Records shown

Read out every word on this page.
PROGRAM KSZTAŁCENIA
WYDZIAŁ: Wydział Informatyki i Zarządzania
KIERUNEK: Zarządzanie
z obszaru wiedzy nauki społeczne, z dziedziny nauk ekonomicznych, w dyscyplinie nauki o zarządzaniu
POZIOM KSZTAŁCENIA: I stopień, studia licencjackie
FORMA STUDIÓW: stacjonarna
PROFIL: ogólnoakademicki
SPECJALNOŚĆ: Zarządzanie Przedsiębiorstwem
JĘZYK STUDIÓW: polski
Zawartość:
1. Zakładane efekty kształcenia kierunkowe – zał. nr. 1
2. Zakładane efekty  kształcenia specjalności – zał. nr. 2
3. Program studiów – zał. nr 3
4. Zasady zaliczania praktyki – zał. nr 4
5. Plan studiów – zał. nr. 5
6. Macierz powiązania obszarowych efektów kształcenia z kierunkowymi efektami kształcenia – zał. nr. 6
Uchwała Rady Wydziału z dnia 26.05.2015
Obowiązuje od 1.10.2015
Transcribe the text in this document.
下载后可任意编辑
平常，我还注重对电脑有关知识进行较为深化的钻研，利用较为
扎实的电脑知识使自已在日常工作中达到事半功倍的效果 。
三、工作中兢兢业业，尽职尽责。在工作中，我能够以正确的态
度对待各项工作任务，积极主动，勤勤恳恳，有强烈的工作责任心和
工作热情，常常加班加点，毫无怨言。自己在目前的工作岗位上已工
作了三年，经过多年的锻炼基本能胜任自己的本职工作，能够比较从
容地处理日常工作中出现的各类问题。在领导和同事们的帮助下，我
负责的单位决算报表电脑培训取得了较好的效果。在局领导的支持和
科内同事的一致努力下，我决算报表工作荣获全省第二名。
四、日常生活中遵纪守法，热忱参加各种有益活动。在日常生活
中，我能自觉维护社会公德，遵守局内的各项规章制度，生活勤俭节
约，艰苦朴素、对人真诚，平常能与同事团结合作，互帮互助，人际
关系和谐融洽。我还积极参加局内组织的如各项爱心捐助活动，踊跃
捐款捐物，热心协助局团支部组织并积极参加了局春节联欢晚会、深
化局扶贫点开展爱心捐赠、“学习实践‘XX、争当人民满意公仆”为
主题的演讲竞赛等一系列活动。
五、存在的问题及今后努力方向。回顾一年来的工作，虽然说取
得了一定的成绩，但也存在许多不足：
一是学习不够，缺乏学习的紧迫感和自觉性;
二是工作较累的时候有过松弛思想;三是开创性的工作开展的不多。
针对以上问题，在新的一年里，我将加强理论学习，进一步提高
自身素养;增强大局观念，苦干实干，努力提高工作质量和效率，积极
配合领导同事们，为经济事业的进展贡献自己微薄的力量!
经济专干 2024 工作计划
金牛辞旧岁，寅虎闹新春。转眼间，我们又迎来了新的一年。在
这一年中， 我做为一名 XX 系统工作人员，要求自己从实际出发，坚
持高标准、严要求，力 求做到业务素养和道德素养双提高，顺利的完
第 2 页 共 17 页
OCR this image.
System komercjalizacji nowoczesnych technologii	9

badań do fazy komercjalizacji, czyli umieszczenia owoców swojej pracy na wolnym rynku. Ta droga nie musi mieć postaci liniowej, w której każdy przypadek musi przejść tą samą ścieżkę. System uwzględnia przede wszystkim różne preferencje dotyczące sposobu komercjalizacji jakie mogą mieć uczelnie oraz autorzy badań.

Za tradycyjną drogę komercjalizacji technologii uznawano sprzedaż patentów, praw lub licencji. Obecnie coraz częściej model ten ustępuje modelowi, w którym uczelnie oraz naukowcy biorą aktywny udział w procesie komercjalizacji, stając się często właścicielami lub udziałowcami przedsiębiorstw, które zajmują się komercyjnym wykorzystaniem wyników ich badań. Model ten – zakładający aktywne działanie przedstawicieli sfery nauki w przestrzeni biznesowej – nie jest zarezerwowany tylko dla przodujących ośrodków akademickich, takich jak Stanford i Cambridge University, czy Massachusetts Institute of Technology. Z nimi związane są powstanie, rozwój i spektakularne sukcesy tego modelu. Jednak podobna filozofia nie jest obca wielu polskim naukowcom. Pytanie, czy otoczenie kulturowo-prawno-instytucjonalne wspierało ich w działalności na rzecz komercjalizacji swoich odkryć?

Exercise brief
Quote every entry exactly.

Solution for this exercise
Read out every word on this page.
PROGRAM KSZTAŁCENIA
WYDZIAŁ: Wydział Informatyki i Zarządzania
KIERUNEK: Zarządzanie
z obszaru wiedzy nauki społeczne, z dziedziny nauk ekonomicznych, w dyscyplinie nauki o zarządzaniu
POZIOM KSZTAŁCENIA: I stopień, studia licencjackie
FORMA STUDIÓW: stacjonarna
PROFIL: ogólnoakademicki
SPECJALNOŚĆ: Zarządzanie Przedsiębiorstwem
JĘZYK STUDIÓW: polski
Zawartość:
1. Zakładane efekty kształcenia kierunkowe – zał. nr. 1
2. Zakładane efekty  kształcenia specjalności – zał. nr. 2
3. Program studiów – zał. nr 3
4. Zasady zaliczania praktyki – zał. nr 4
5. Plan studiów – zał. nr. 5
6. Macierz powiązania obszarowych efektów kształcenia z kierunkowymi efektami kształcenia – zał. nr. 6
Uchwała Rady Wydziału z dnia 26.05.2015
Obowiązuje od 1.10.2015
Transcribe the text in this document.
下载后可任意编辑
平常，我还注重对电脑有关知识进行较为深化的钻研，利用较为
扎实的电脑知识使自已在日常工作中达到事半功倍的效果 。
三、工作中兢兢业业，尽职尽责。在工作中，我能够以正确的态
度对待各项工作任务，积极主动，勤勤恳恳，有强烈的工作责任心和
工作热情，常常加班加点，毫无怨言。自己在目前的工作岗位上已工
作了三年，经过多年的锻炼基本能胜任自己的本职工作，能够比较从
容地处理日常工作中出现的各类问题。在领导和同事们的帮助下，我
负责的单位决算报表电脑培训取得了较好的效果。在局领导的支持和
科内同事的一致努力下，我决算报表工作荣获全省第二名。
四、日常生活中遵纪守法，热忱参加各种有益活动。在日常生活
中，我能自觉维护社会公德，遵守局内的各项规章制度，生活勤俭节
约，艰苦朴素、对人真诚，平常能与同事团结合作，互帮互助，人际
关系和谐融洽。我还积极参加局内组织的如各项爱心捐助活动，踊跃
捐款捐物，热心协助局团支部组织并积极参加了局春节联欢晚会、深
化局扶贫点开展爱心捐赠、“学习实践‘XX、争当人民满意公仆”为
主题的演讲竞赛等一系列活动。
五、存在的问题及今后努力方向。回顾一年来的工作，虽然说取
得了一定的成绩，但也存在许多不足：
一是学习不够，缺乏学习的紧迫感和自觉性;
二是工作较累的时候有过松弛思想;三是开创性的工作开展的不多。
针对以上问题，在新的一年里，我将加强理论学习，进一步提高
自身素养;增强大局观念，苦干实干，努力提高工作质量和效率，积极
配合领导同事们，为经济事业的进展贡献自己微薄的力量!
经济专干 2024 工作计划
金牛辞旧岁，寅虎闹新春。转眼间，我们又迎来了新的一年。在
这一年中， 我做为一名 XX 系统工作人员，要求自己从实际出发，坚
持高标准、严要求，力 求做到业务素养和道德素养双提高，顺利的完
第 2 页 共 17 页
OCR this image.
System komercjalizacji nowoczesnych technologii	9

badań do fazy komercjalizacji, czyli umieszczenia owoców swojej pracy na wolnym rynku. Ta droga nie musi mieć postaci liniowej, w której każdy przypadek musi przejść tą samą ścieżkę. System uwzględnia przede wszystkim różne preferencje dotyczące sposobu komercjalizacji jakie mogą mieć uczelnie oraz autorzy badań.

Za tradycyjną drogę komercjalizacji technologii uznawano sprzedaż patentów, praw lub licencji. Obecnie coraz częściej model ten ustępuje modelowi, w którym uczelnie oraz naukowcy biorą aktywny udział w procesie komercjalizacji, stając się często właścicielami lub udziałowcami przedsiębiorstw, które zajmują się komercyjnym wykorzystaniem wyników ich badań. Model ten – zakładający aktywne działanie przedstawicieli sfery nauki w przestrzeni biznesowej – nie jest zarezerwowany tylko dla przodujących ośrodków akademickich, takich jak Stanford i Cambridge University, czy Massachusetts Institute of Technology. Z nimi związane są powstanie, rozwój i spektakularne sukcesy tego modelu. Jednak podobna filozofia nie jest obca wielu polskim naukowcom. Pytanie, czy otoczenie kulturowo-prawno-instytucjonalne wspierało ich w działalności na rzecz komercjalizacji swoich odkryć?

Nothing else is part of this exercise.